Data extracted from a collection
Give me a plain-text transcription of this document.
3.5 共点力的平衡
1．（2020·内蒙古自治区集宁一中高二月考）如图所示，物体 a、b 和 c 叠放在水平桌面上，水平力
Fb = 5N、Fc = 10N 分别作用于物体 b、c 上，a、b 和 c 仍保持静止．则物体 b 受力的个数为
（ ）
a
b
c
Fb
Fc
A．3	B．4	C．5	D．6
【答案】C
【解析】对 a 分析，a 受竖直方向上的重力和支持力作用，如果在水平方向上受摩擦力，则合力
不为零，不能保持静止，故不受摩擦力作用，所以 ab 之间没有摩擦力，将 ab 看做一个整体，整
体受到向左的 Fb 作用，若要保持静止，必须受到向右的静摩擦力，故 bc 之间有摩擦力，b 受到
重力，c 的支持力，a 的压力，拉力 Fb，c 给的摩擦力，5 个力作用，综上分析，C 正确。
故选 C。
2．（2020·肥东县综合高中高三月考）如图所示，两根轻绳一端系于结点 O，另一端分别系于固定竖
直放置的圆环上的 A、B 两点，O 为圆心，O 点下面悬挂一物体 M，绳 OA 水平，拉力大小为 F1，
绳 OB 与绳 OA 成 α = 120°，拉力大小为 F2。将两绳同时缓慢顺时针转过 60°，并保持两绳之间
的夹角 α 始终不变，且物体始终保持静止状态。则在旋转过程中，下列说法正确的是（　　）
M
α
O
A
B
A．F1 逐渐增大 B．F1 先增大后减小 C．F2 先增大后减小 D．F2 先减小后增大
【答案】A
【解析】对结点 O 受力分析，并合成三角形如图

## Request:
Say how many lines in the records above hold "拉力大小为", and give no other text.

## Expected output:
2